— start —
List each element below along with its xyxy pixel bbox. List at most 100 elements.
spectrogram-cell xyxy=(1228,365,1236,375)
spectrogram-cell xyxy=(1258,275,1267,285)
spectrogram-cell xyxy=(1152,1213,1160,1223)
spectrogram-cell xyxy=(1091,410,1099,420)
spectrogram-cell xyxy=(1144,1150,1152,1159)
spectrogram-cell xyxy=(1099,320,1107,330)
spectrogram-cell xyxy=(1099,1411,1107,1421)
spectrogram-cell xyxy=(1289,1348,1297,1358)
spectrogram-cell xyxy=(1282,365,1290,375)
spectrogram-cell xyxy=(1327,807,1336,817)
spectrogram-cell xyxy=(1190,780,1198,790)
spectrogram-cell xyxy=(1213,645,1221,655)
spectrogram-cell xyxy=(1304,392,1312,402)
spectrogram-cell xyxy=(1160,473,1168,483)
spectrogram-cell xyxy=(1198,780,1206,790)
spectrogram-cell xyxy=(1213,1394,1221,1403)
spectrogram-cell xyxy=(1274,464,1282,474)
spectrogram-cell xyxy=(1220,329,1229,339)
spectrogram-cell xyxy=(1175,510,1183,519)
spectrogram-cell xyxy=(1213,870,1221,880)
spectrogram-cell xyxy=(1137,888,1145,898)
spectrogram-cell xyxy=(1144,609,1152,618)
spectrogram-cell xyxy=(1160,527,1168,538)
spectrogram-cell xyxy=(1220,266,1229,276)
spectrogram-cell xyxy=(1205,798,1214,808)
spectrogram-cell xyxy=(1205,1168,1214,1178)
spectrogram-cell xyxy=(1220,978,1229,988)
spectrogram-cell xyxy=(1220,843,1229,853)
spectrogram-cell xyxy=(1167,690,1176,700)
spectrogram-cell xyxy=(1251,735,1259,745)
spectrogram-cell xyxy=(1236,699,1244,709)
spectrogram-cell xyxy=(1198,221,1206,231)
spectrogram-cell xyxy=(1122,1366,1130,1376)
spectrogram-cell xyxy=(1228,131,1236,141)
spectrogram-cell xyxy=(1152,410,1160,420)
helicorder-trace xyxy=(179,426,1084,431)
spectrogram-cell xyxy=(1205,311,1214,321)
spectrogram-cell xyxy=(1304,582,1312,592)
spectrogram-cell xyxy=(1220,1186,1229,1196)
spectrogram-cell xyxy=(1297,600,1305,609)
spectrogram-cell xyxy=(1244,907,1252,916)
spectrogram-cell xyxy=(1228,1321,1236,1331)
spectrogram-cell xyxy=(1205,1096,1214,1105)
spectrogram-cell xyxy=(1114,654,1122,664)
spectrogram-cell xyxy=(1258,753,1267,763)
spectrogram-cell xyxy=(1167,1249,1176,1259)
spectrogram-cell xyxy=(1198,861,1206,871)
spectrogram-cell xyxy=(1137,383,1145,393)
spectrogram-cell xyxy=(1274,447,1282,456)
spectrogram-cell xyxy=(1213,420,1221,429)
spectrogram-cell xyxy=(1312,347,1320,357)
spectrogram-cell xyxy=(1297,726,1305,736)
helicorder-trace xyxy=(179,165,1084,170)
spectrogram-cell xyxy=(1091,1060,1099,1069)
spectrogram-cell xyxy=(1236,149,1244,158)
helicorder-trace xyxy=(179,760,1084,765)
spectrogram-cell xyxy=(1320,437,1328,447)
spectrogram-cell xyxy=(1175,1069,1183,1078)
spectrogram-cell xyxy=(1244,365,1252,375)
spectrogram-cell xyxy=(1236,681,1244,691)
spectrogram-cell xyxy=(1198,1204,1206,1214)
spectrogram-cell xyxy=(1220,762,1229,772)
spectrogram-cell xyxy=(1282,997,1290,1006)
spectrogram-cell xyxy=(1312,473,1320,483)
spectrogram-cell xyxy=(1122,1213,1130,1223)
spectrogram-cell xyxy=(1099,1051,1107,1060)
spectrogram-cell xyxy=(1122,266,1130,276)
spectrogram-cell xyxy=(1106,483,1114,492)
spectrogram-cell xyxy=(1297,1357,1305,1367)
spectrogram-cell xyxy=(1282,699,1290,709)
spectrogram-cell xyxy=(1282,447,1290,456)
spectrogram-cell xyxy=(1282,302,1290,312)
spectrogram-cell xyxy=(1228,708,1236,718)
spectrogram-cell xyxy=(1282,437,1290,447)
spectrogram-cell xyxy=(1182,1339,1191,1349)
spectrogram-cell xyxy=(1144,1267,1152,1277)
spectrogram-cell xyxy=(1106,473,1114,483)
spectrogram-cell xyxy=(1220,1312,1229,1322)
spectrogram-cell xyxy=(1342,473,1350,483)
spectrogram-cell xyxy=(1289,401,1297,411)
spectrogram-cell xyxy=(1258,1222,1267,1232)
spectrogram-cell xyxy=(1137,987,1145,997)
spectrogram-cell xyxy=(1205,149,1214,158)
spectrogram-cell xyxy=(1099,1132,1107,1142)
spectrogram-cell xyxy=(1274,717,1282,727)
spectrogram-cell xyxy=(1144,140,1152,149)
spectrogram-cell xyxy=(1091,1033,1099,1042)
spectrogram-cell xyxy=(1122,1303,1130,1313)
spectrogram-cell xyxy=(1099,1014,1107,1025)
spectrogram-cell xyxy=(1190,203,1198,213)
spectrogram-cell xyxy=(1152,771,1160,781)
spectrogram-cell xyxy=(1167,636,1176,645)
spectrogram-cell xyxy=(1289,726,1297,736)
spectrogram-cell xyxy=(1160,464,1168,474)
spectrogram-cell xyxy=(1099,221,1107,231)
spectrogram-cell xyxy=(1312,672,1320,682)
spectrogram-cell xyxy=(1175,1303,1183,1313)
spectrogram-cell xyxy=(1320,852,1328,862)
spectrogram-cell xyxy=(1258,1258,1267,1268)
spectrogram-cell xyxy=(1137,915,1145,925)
— end —
Render every line of the records above as a JSON list of strings, one string per line, and leave out any blank lines.

Final result
[
  "List each element below along with its xyxy pixel bbox. List at most 100 elements.",
  "spectrogram-cell xyxy=(1228,365,1236,375)",
  "spectrogram-cell xyxy=(1258,275,1267,285)",
  "spectrogram-cell xyxy=(1152,1213,1160,1223)",
  "spectrogram-cell xyxy=(1091,410,1099,420)",
  "spectrogram-cell xyxy=(1144,1150,1152,1159)",
  "spectrogram-cell xyxy=(1099,320,1107,330)",
  "spectrogram-cell xyxy=(1099,1411,1107,1421)",
  "spectrogram-cell xyxy=(1289,1348,1297,1358)",
  "spectrogram-cell xyxy=(1282,365,1290,375)",
  "spectrogram-cell xyxy=(1327,807,1336,817)",
  "spectrogram-cell xyxy=(1190,780,1198,790)",
  "spectrogram-cell xyxy=(1213,645,1221,655)",
  "spectrogram-cell xyxy=(1304,392,1312,402)",
  "spectrogram-cell xyxy=(1160,473,1168,483)",
  "spectrogram-cell xyxy=(1198,780,1206,790)",
  "spectrogram-cell xyxy=(1213,1394,1221,1403)",
  "spectrogram-cell xyxy=(1274,464,1282,474)",
  "spectrogram-cell xyxy=(1220,329,1229,339)",
  "spectrogram-cell xyxy=(1175,510,1183,519)",
  "spectrogram-cell xyxy=(1213,870,1221,880)",
  "spectrogram-cell xyxy=(1137,888,1145,898)",
  "spectrogram-cell xyxy=(1144,609,1152,618)",
  "spectrogram-cell xyxy=(1160,527,1168,538)",
  "spectrogram-cell xyxy=(1220,266,1229,276)",
  "spectrogram-cell xyxy=(1205,798,1214,808)",
  "spectrogram-cell xyxy=(1205,1168,1214,1178)",
  "spectrogram-cell xyxy=(1220,978,1229,988)",
  "spectrogram-cell xyxy=(1220,843,1229,853)",
  "spectrogram-cell xyxy=(1167,690,1176,700)",
  "spectrogram-cell xyxy=(1251,735,1259,745)",
  "spectrogram-cell xyxy=(1236,699,1244,709)",
  "spectrogram-cell xyxy=(1198,221,1206,231)",
  "spectrogram-cell xyxy=(1122,1366,1130,1376)",
  "spectrogram-cell xyxy=(1228,131,1236,141)",
  "spectrogram-cell xyxy=(1152,410,1160,420)",
  "helicorder-trace xyxy=(179,426,1084,431)",
  "spectrogram-cell xyxy=(1205,311,1214,321)",
  "spectrogram-cell xyxy=(1304,582,1312,592)",
  "spectrogram-cell xyxy=(1220,1186,1229,1196)",
  "spectrogram-cell xyxy=(1297,600,1305,609)",
  "spectrogram-cell xyxy=(1244,907,1252,916)",
  "spectrogram-cell xyxy=(1228,1321,1236,1331)",
  "spectrogram-cell xyxy=(1205,1096,1214,1105)",
  "spectrogram-cell xyxy=(1114,654,1122,664)",
  "spectrogram-cell xyxy=(1258,753,1267,763)",
  "spectrogram-cell xyxy=(1167,1249,1176,1259)",
  "spectrogram-cell xyxy=(1198,861,1206,871)",
  "spectrogram-cell xyxy=(1137,383,1145,393)",
  "spectrogram-cell xyxy=(1274,447,1282,456)",
  "spectrogram-cell xyxy=(1213,420,1221,429)",
  "spectrogram-cell xyxy=(1312,347,1320,357)",
  "spectrogram-cell xyxy=(1297,726,1305,736)",
  "helicorder-trace xyxy=(179,165,1084,170)",
  "spectrogram-cell xyxy=(1091,1060,1099,1069)",
  "spectrogram-cell xyxy=(1236,149,1244,158)",
  "helicorder-trace xyxy=(179,760,1084,765)",
  "spectrogram-cell xyxy=(1320,437,1328,447)",
  "spectrogram-cell xyxy=(1175,1069,1183,1078)",
  "spectrogram-cell xyxy=(1244,365,1252,375)",
  "spectrogram-cell xyxy=(1236,681,1244,691)",
  "spectrogram-cell xyxy=(1198,1204,1206,1214)",
  "spectrogram-cell xyxy=(1220,762,1229,772)",
  "spectrogram-cell xyxy=(1282,997,1290,1006)",
  "spectrogram-cell xyxy=(1312,473,1320,483)",
  "spectrogram-cell xyxy=(1122,1213,1130,1223)",
  "spectrogram-cell xyxy=(1099,1051,1107,1060)",
  "spectrogram-cell xyxy=(1122,266,1130,276)",
  "spectrogram-cell xyxy=(1106,483,1114,492)",
  "spectrogram-cell xyxy=(1297,1357,1305,1367)",
  "spectrogram-cell xyxy=(1282,699,1290,709)",
  "spectrogram-cell xyxy=(1282,447,1290,456)",
  "spectrogram-cell xyxy=(1282,302,1290,312)",
  "spectrogram-cell xyxy=(1228,708,1236,718)",
  "spectrogram-cell xyxy=(1282,437,1290,447)",
  "spectrogram-cell xyxy=(1182,1339,1191,1349)",
  "spectrogram-cell xyxy=(1144,1267,1152,1277)",
  "spectrogram-cell xyxy=(1106,473,1114,483)",
  "spectrogram-cell xyxy=(1220,1312,1229,1322)",
  "spectrogram-cell xyxy=(1342,473,1350,483)",
  "spectrogram-cell xyxy=(1289,401,1297,411)",
  "spectrogram-cell xyxy=(1258,1222,1267,1232)",
  "spectrogram-cell xyxy=(1137,987,1145,997)",
  "spectrogram-cell xyxy=(1205,149,1214,158)",
  "spectrogram-cell xyxy=(1099,1132,1107,1142)",
  "spectrogram-cell xyxy=(1274,717,1282,727)",
  "spectrogram-cell xyxy=(1144,140,1152,149)",
  "spectrogram-cell xyxy=(1091,1033,1099,1042)",
  "spectrogram-cell xyxy=(1122,1303,1130,1313)",
  "spectrogram-cell xyxy=(1099,1014,1107,1025)",
  "spectrogram-cell xyxy=(1190,203,1198,213)",
  "spectrogram-cell xyxy=(1152,771,1160,781)",
  "spectrogram-cell xyxy=(1167,636,1176,645)",
  "spectrogram-cell xyxy=(1289,726,1297,736)",
  "spectrogram-cell xyxy=(1160,464,1168,474)",
  "spectrogram-cell xyxy=(1099,221,1107,231)",
  "spectrogram-cell xyxy=(1312,672,1320,682)",
  "spectrogram-cell xyxy=(1175,1303,1183,1313)",
  "spectrogram-cell xyxy=(1320,852,1328,862)",
  "spectrogram-cell xyxy=(1258,1258,1267,1268)",
  "spectrogram-cell xyxy=(1137,915,1145,925)"
]